Data listing:

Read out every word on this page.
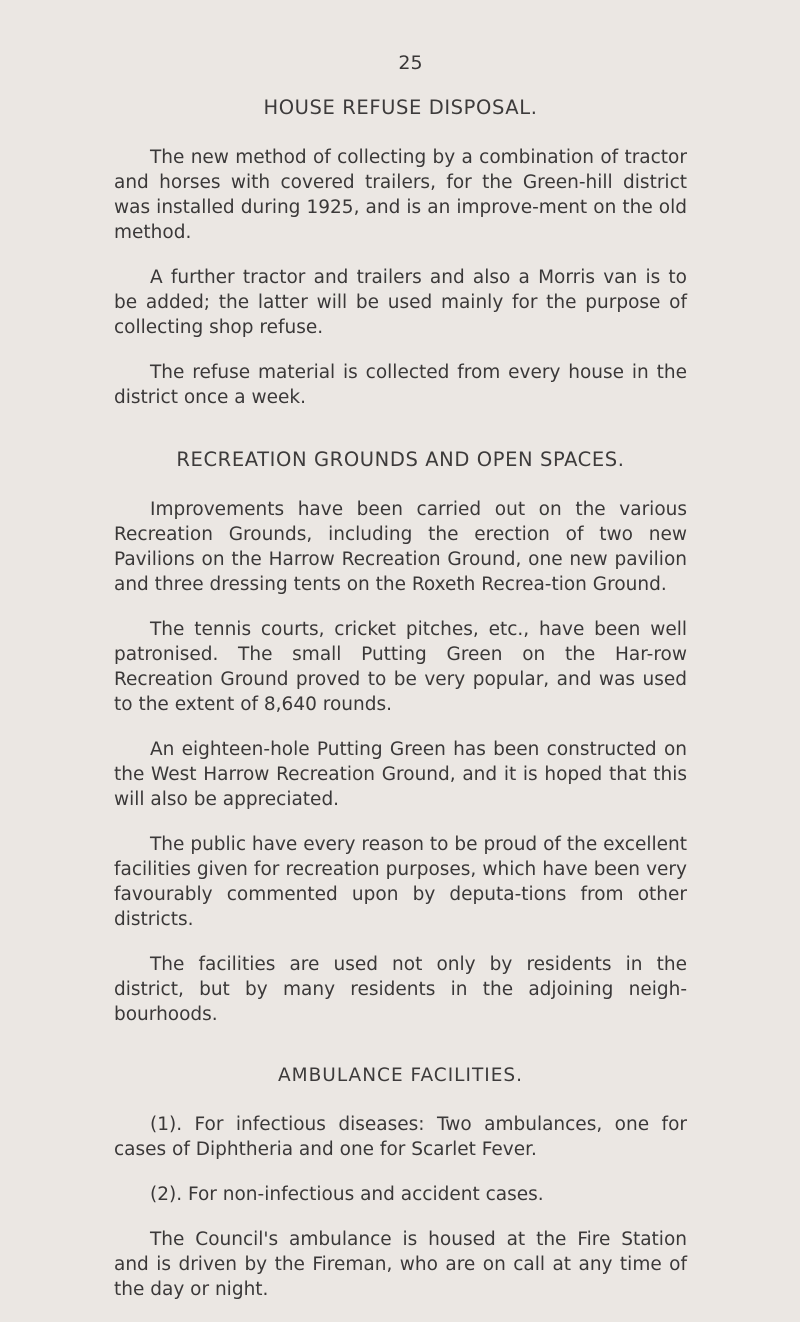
25
HOUSE REFUSE DISPOSAL.

The new method of collecting by a combination of tractor and horses with covered trailers, for the Green-hill district was installed during 1925, and is an improve-ment on the old method.

A further tractor and trailers and also a Morris van is to be added; the latter will be used mainly for the purpose of collecting shop refuse.

The refuse material is collected from every house in the district once a week.

RECREATION GROUNDS AND OPEN SPACES.

Improvements have been carried out on the various Recreation Grounds, including the erection of two new Pavilions on the Harrow Recreation Ground, one new pavilion and three dressing tents on the Roxeth Recrea-tion Ground.

The tennis courts, cricket pitches, etc., have been well patronised. The small Putting Green on the Har-row Recreation Ground proved to be very popular, and was used to the extent of 8,640 rounds.

An eighteen-hole Putting Green has been constructed on the West Harrow Recreation Ground, and it is hoped that this will also be appreciated.

The public have every reason to be proud of the excellent facilities given for recreation purposes, which have been very favourably commented upon by deputa-tions from other districts.

The facilities are used not only by residents in the district, but by many residents in the adjoining neigh-bourhoods.

AMBULANCE FACILITIES.

(1). For infectious diseases: Two ambulances, one for cases of Diphtheria and one for Scarlet Fever.

(2). For non-infectious and accident cases.

The Council's ambulance is housed at the Fire Station and is driven by the Fireman, who are on call at any time of the day or night.
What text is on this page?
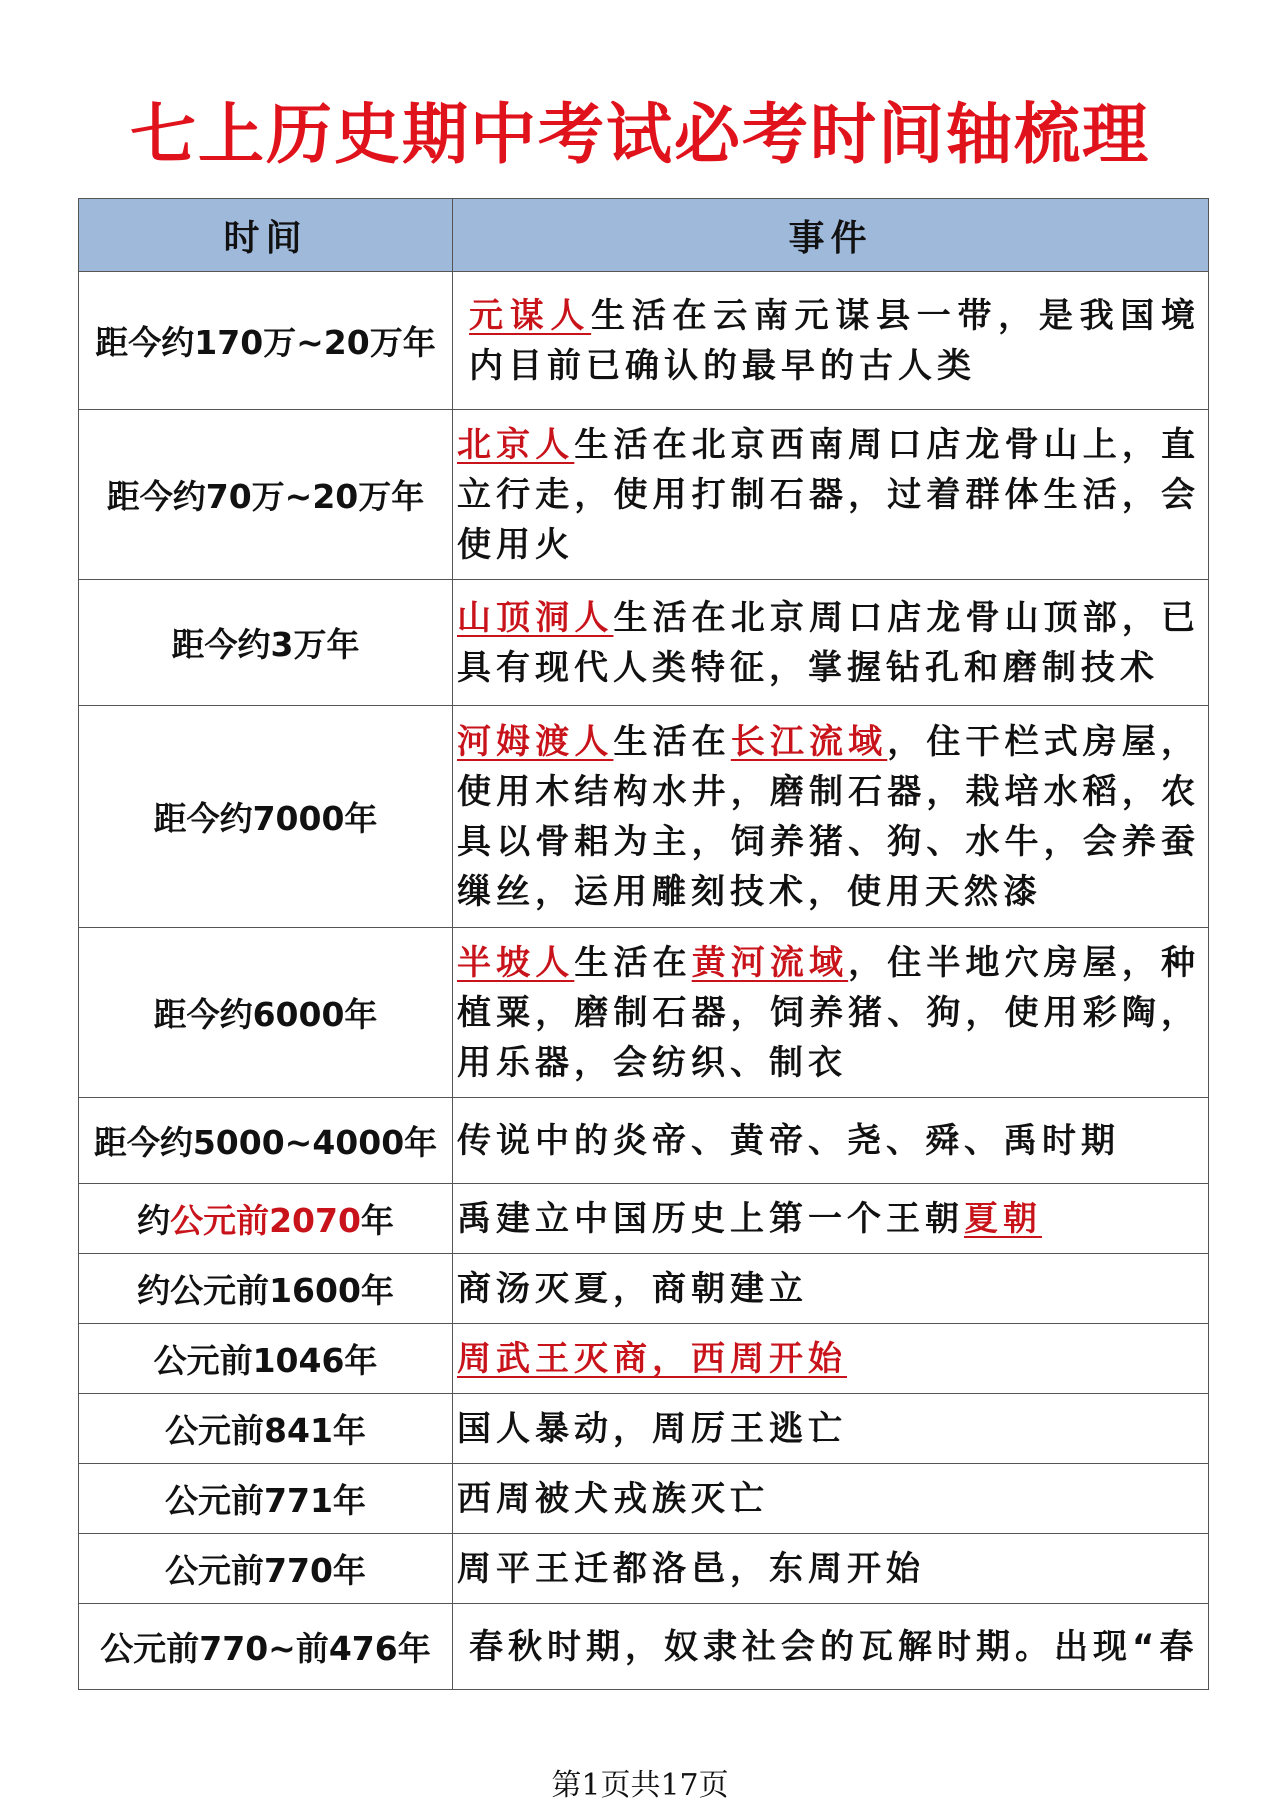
七上历史期中考试必考时间轴梳理
时间	事件
距今约170万~20万年	元谋人生活在云南元谋县一带，是我国境内目前已确认的最早的古人类
距今约70万~20万年	北京人生活在北京西南周口店龙骨山上，直立行走，使用打制石器，过着群体生活，会使用火
距今约3万年	山顶洞人生活在北京周口店龙骨山顶部，已具有现代人类特征，掌握钻孔和磨制技术
距今约7000年	河姆渡人生活在长江流域，住干栏式房屋，使用木结构水井，磨制石器，栽培水稻，农具以骨耜为主，饲养猪、狗、水牛，会养蚕缫丝，运用雕刻技术，使用天然漆
距今约6000年	半坡人生活在黄河流域，住半地穴房屋，种植粟，磨制石器，饲养猪、狗，使用彩陶，用乐器，会纺织、制衣
距今约5000~4000年	传说中的炎帝、黄帝、尧、舜、禹时期
约公元前2070年	禹建立中国历史上第一个王朝夏朝
约公元前1600年	商汤灭夏，商朝建立
公元前1046年	周武王灭商，西周开始
公元前841年	国人暴动，周厉王逃亡
公元前771年	西周被犬戎族灭亡
公元前770年	周平王迁都洛邑，东周开始
公元前770~前476年	春秋时期，奴隶社会的瓦解时期。出现“春
第1页共17页
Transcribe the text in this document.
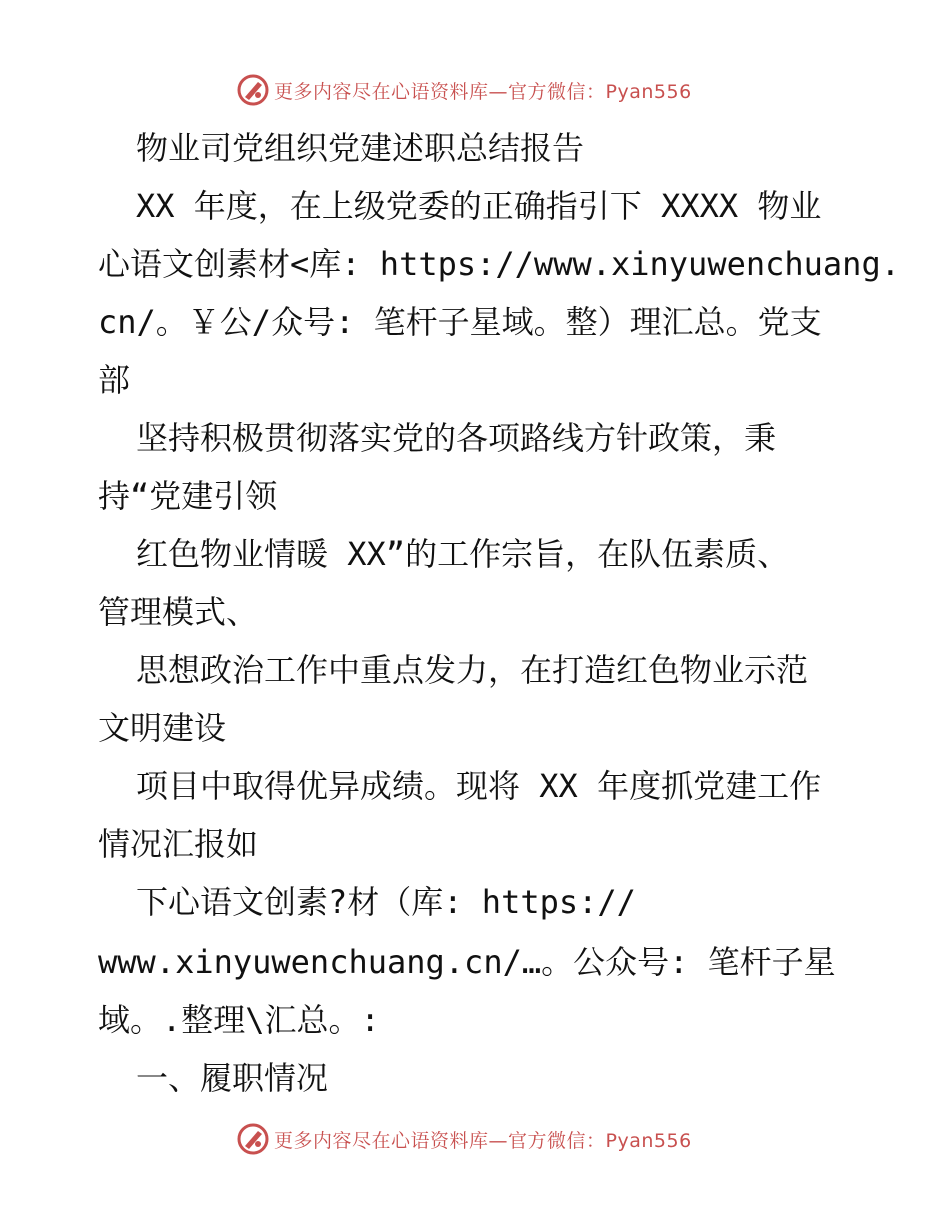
更多内容尽在心语资料库—官方微信：Pyan556
物业司党组织党建述职总结报告
XX 年度，在上级党委的正确指引下 XXXX 物业
心语文创素材<库: https://www.xinyuwenchuang.
cn/。￥公/众号: 笔杆子星域。整）理汇总。党支
部
坚持积极贯彻落实党的各项路线方针政策，秉
持“党建引领
红色物业情暖 XX”的工作宗旨，在队伍素质、
管理模式、
思想政治工作中重点发力，在打造红色物业示范
文明建设
项目中取得优异成绩。现将 XX 年度抓党建工作
情况汇报如
下心语文创素?材（库: https://
www.xinyuwenchuang.cn/…。公众号: 笔杆子星
域。.整理\汇总。:
一、履职情况
更多内容尽在心语资料库—官方微信：Pyan556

### Exercise task
Quote all the records verbatim, dropping any pictures from your copy.

### Exercise output
Read out every word on this page.
25
HOUSE REFUSE DISPOSAL.

The new method of collecting by a combination of tractor and horses with covered trailers, for the Green-hill district was installed during 1925, and is an improve-ment on the old method.

A further tractor and trailers and also a Morris van is to be added; the latter will be used mainly for the purpose of collecting shop refuse.

The refuse material is collected from every house in the district once a week.

RECREATION GROUNDS AND OPEN SPACES.

Improvements have been carried out on the various Recreation Grounds, including the erection of two new Pavilions on the Harrow Recreation Ground, one new pavilion and three dressing tents on the Roxeth Recrea-tion Ground.

The tennis courts, cricket pitches, etc., have been well patronised. The small Putting Green on the Har-row Recreation Ground proved to be very popular, and was used to the extent of 8,640 rounds.

An eighteen-hole Putting Green has been constructed on the West Harrow Recreation Ground, and it is hoped that this will also be appreciated.

The public have every reason to be proud of the excellent facilities given for recreation purposes, which have been very favourably commented upon by deputa-tions from other districts.

The facilities are used not only by residents in the district, but by many residents in the adjoining neigh-bourhoods.

AMBULANCE FACILITIES.

(1). For infectious diseases: Two ambulances, one for cases of Diphtheria and one for Scarlet Fever.

(2). For non-infectious and accident cases.

The Council's ambulance is housed at the Fire Station and is driven by the Fireman, who are on call at any time of the day or night.
What text is on this page?
七上历史期中考试必考时间轴梳理
时间	事件
距今约170万~20万年	元谋人生活在云南元谋县一带，是我国境内目前已确认的最早的古人类
距今约70万~20万年	北京人生活在北京西南周口店龙骨山上，直立行走，使用打制石器，过着群体生活，会使用火
距今约3万年	山顶洞人生活在北京周口店龙骨山顶部，已具有现代人类特征，掌握钻孔和磨制技术
距今约7000年	河姆渡人生活在长江流域，住干栏式房屋，使用木结构水井，磨制石器，栽培水稻，农具以骨耜为主，饲养猪、狗、水牛，会养蚕缫丝，运用雕刻技术，使用天然漆
距今约6000年	半坡人生活在黄河流域，住半地穴房屋，种植粟，磨制石器，饲养猪、狗，使用彩陶，用乐器，会纺织、制衣
距今约5000~4000年	传说中的炎帝、黄帝、尧、舜、禹时期
约公元前2070年	禹建立中国历史上第一个王朝夏朝
约公元前1600年	商汤灭夏，商朝建立
公元前1046年	周武王灭商，西周开始
公元前841年	国人暴动，周厉王逃亡
公元前771年	西周被犬戎族灭亡
公元前770年	周平王迁都洛邑，东周开始
公元前770~前476年	春秋时期，奴隶社会的瓦解时期。出现“春
第1页共17页
Transcribe the text in this document.
更多内容尽在心语资料库—官方微信：Pyan556
物业司党组织党建述职总结报告
XX 年度，在上级党委的正确指引下 XXXX 物业
心语文创素材<库: https://www.xinyuwenchuang.
cn/。￥公/众号: 笔杆子星域。整）理汇总。党支
部
坚持积极贯彻落实党的各项路线方针政策，秉
持“党建引领
红色物业情暖 XX”的工作宗旨，在队伍素质、
管理模式、
思想政治工作中重点发力，在打造红色物业示范
文明建设
项目中取得优异成绩。现将 XX 年度抓党建工作
情况汇报如
下心语文创素?材（库: https://
www.xinyuwenchuang.cn/…。公众号: 笔杆子星
域。.整理\汇总。:
一、履职情况
更多内容尽在心语资料库—官方微信：Pyan556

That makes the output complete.